- _Written task_
Review the listing and copy each line that holds the word "Kate".

- _Data for the task_
◆ ◆ ◆

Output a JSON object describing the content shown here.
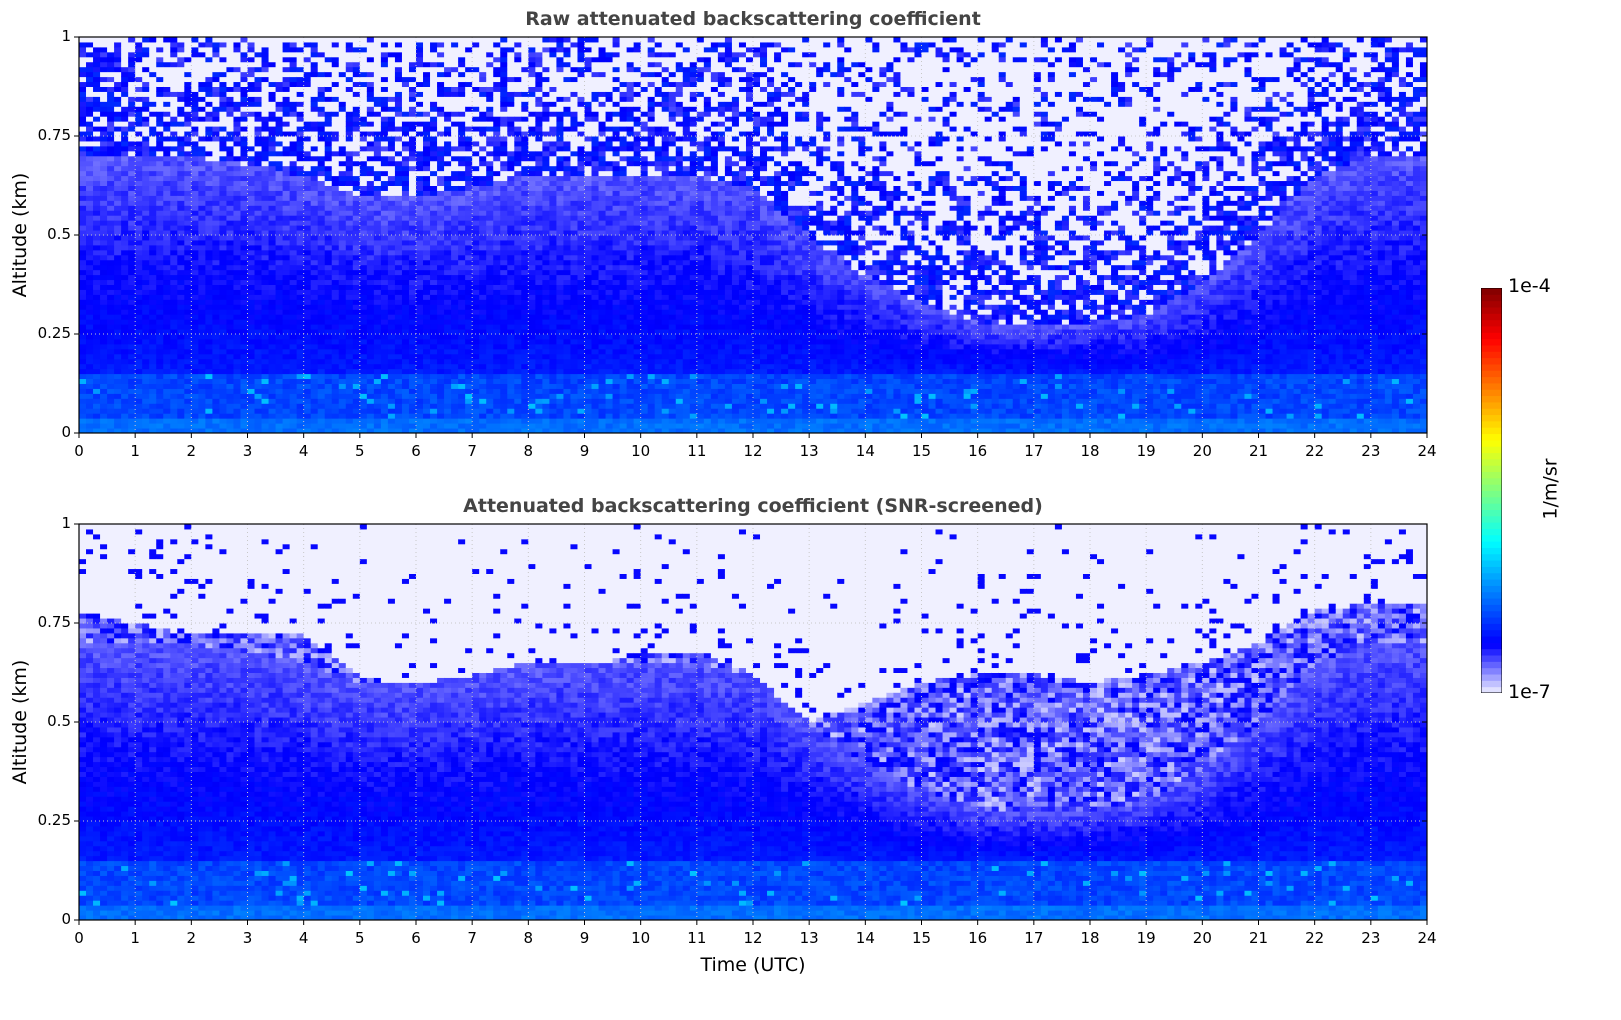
{
  "chart_data": [
    {
      "type": "heatmap",
      "title": "Raw attenuated backscattering coefficient",
      "xlabel": "",
      "ylabel": "Altitude (km)",
      "xlim": [
        0,
        24
      ],
      "ylim": [
        0,
        1
      ],
      "xticks": [
        "0",
        "1",
        "2",
        "3",
        "4",
        "5",
        "6",
        "7",
        "8",
        "9",
        "10",
        "11",
        "12",
        "13",
        "14",
        "15",
        "16",
        "17",
        "18",
        "19",
        "20",
        "21",
        "22",
        "23",
        "24"
      ],
      "yticks": [
        "0",
        "0.25",
        "0.5",
        "0.75",
        "1"
      ],
      "grid": true,
      "screened": false,
      "hours": [
        0,
        1,
        2,
        3,
        4,
        5,
        6,
        7,
        8,
        9,
        10,
        11,
        12,
        13,
        14,
        15,
        16,
        17,
        18,
        19,
        20,
        21,
        22,
        23,
        24
      ],
      "noise_onset_km": [
        0.7,
        0.7,
        0.7,
        0.68,
        0.65,
        0.6,
        0.6,
        0.62,
        0.65,
        0.65,
        0.65,
        0.65,
        0.62,
        0.5,
        0.4,
        0.33,
        0.28,
        0.27,
        0.28,
        0.3,
        0.38,
        0.5,
        0.65,
        0.7,
        0.7
      ],
      "value_scale": "log10 1/m/sr",
      "surface_value": -6.3,
      "boundary_layer_value": -6.55
    },
    {
      "type": "heatmap",
      "title": "Attenuated backscattering coefficient (SNR-screened)",
      "xlabel": "Time (UTC)",
      "ylabel": "Altitude (km)",
      "xlim": [
        0,
        24
      ],
      "ylim": [
        0,
        1
      ],
      "xticks": [
        "0",
        "1",
        "2",
        "3",
        "4",
        "5",
        "6",
        "7",
        "8",
        "9",
        "10",
        "11",
        "12",
        "13",
        "14",
        "15",
        "16",
        "17",
        "18",
        "19",
        "20",
        "21",
        "22",
        "23",
        "24"
      ],
      "yticks": [
        "0",
        "0.25",
        "0.5",
        "0.75",
        "1"
      ],
      "grid": true,
      "screened": true,
      "hours": [
        0,
        1,
        2,
        3,
        4,
        5,
        6,
        7,
        8,
        9,
        10,
        11,
        12,
        13,
        14,
        15,
        16,
        17,
        18,
        19,
        20,
        21,
        22,
        23,
        24
      ],
      "noise_onset_km": [
        0.7,
        0.7,
        0.7,
        0.68,
        0.65,
        0.6,
        0.6,
        0.62,
        0.65,
        0.65,
        0.65,
        0.65,
        0.62,
        0.5,
        0.4,
        0.33,
        0.28,
        0.27,
        0.28,
        0.3,
        0.38,
        0.5,
        0.65,
        0.7,
        0.7
      ],
      "screened_top_km": [
        0.78,
        0.75,
        0.72,
        0.72,
        0.72,
        0.62,
        0.58,
        0.58,
        0.6,
        0.63,
        0.68,
        0.68,
        0.62,
        0.5,
        0.55,
        0.6,
        0.62,
        0.62,
        0.6,
        0.62,
        0.65,
        0.7,
        0.78,
        0.8,
        0.8
      ],
      "value_scale": "log10 1/m/sr",
      "surface_value": -6.3,
      "boundary_layer_value": -6.55
    }
  ],
  "colorbar": {
    "min_label": "1e-7",
    "max_label": "1e-4",
    "unit": "1/m/sr",
    "range_log10": [
      -7,
      -4
    ]
  }
}
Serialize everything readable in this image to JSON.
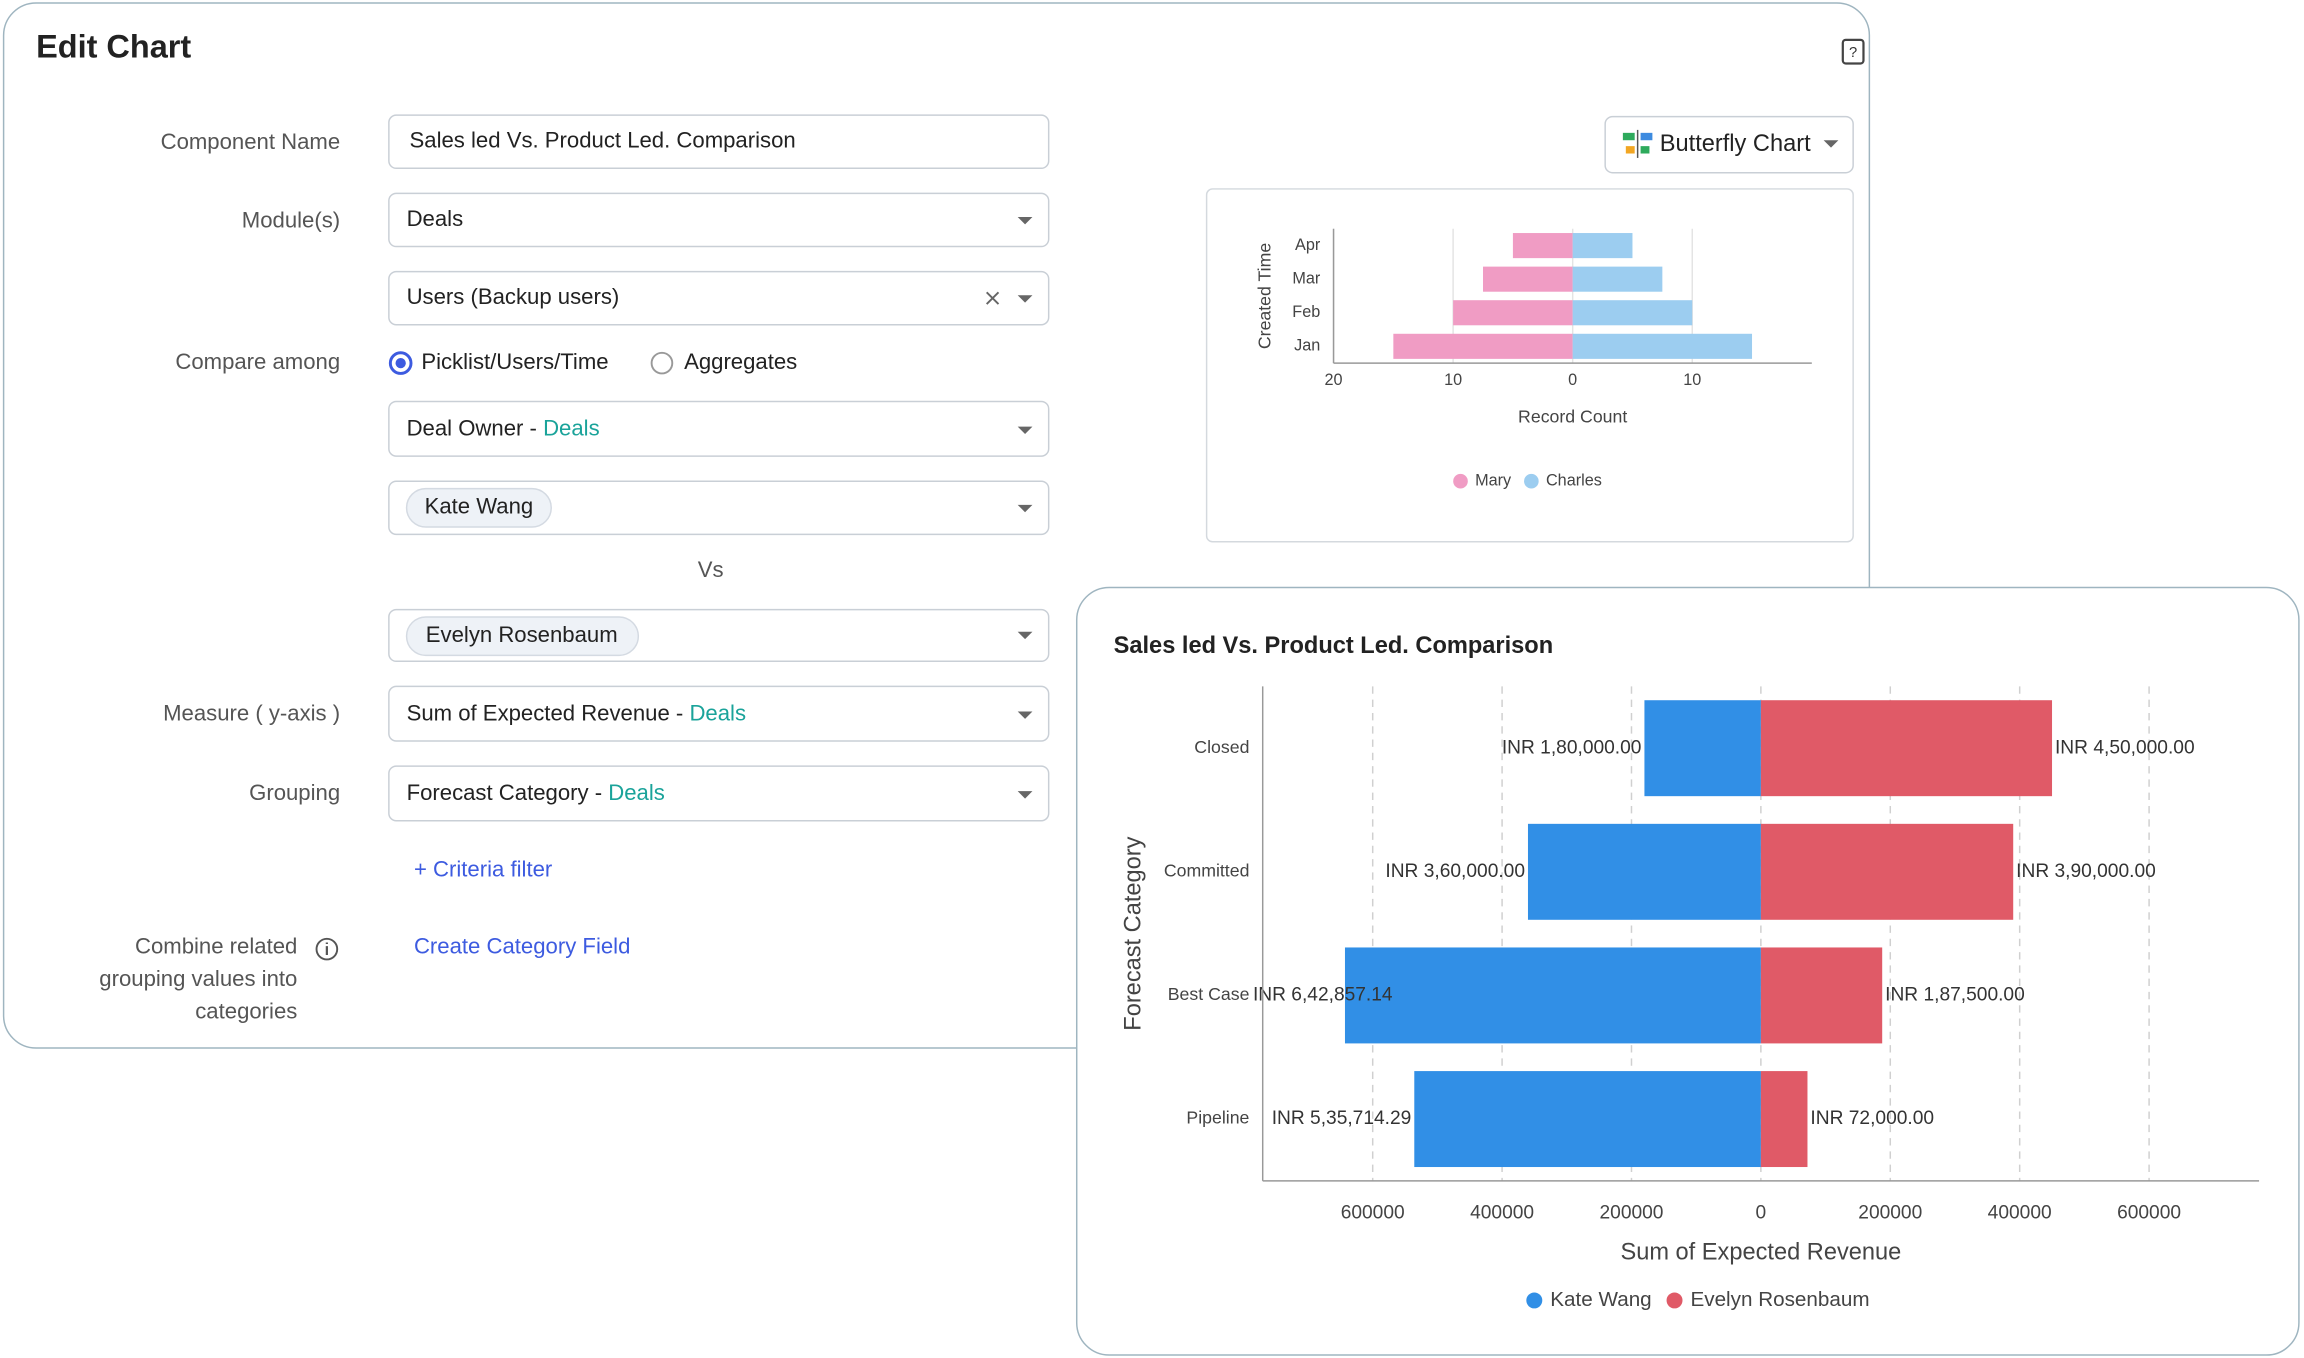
{
  "window": {
    "title": "Edit Chart"
  },
  "form": {
    "component_name": {
      "label": "Component Name",
      "value": "Sales led Vs. Product Led. Comparison"
    },
    "modules": {
      "label": "Module(s)",
      "value": "Deals",
      "sub_value": "Users (Backup users)"
    },
    "compare_among": {
      "label": "Compare among",
      "options": [
        "Picklist/Users/Time",
        "Aggregates"
      ]
    },
    "compare_field": {
      "field": "Deal Owner -",
      "module": "Deals"
    },
    "first_value": "Kate Wang",
    "vs": "Vs",
    "second_value": "Evelyn Rosenbaum",
    "measure": {
      "label": "Measure ( y-axis )",
      "field": "Sum of Expected Revenue -",
      "module": "Deals"
    },
    "grouping": {
      "label": "Grouping",
      "field": "Forecast Category -",
      "module": "Deals"
    },
    "criteria_filter": "+ Criteria filter",
    "combine": {
      "label_lines": [
        "Combine related",
        "grouping values into",
        "categories"
      ],
      "link": "Create Category Field"
    }
  },
  "chart_type": "Butterfly Chart",
  "chart_data": [
    {
      "type": "butterfly",
      "categories": [
        "Apr",
        "Mar",
        "Feb",
        "Jan"
      ],
      "series": [
        {
          "name": "Mary",
          "color": "#f09cc4",
          "values": [
            5,
            7.5,
            10,
            15
          ]
        },
        {
          "name": "Charles",
          "color": "#9ccdf0",
          "values": [
            5,
            7.5,
            10,
            15
          ]
        }
      ],
      "xlim": [
        -20,
        20
      ],
      "xticks": [
        {
          "value": -20,
          "label": "20"
        },
        {
          "value": -10,
          "label": "10"
        },
        0,
        10
      ],
      "xlabel": "Record Count",
      "ylabel": "Created Time",
      "grid": true
    },
    {
      "type": "butterfly",
      "title": "Sales led Vs. Product Led. Comparison",
      "categories": [
        "Closed",
        "Committed",
        "Best Case",
        "Pipeline"
      ],
      "series": [
        {
          "name": "Kate Wang",
          "color": "#318fe6",
          "values": [
            180000,
            360000,
            642857.14,
            535714.29
          ],
          "value_labels": [
            "INR 1,80,000.00",
            "INR 3,60,000.00",
            "INR 6,42,857.14",
            "INR 5,35,714.29"
          ]
        },
        {
          "name": "Evelyn Rosenbaum",
          "color": "#e05a67",
          "values": [
            450000,
            390000,
            187500,
            72000
          ],
          "value_labels": [
            "INR 4,50,000.00",
            "INR 3,90,000.00",
            "INR 1,87,500.00",
            "INR 72,000.00"
          ]
        }
      ],
      "xlim": [
        -770000,
        770000
      ],
      "xticks": [
        {
          "value": -600000,
          "label": "600000"
        },
        {
          "value": -400000,
          "label": "400000"
        },
        {
          "value": -200000,
          "label": "200000"
        },
        0,
        200000,
        400000,
        600000
      ],
      "xlabel": "Sum of Expected Revenue",
      "ylabel": "Forecast Category",
      "grid": true
    }
  ]
}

◆ ◆ ◆

- _Complete output_
    "first_value": "Kate Wang",
          "name": "Kate Wang",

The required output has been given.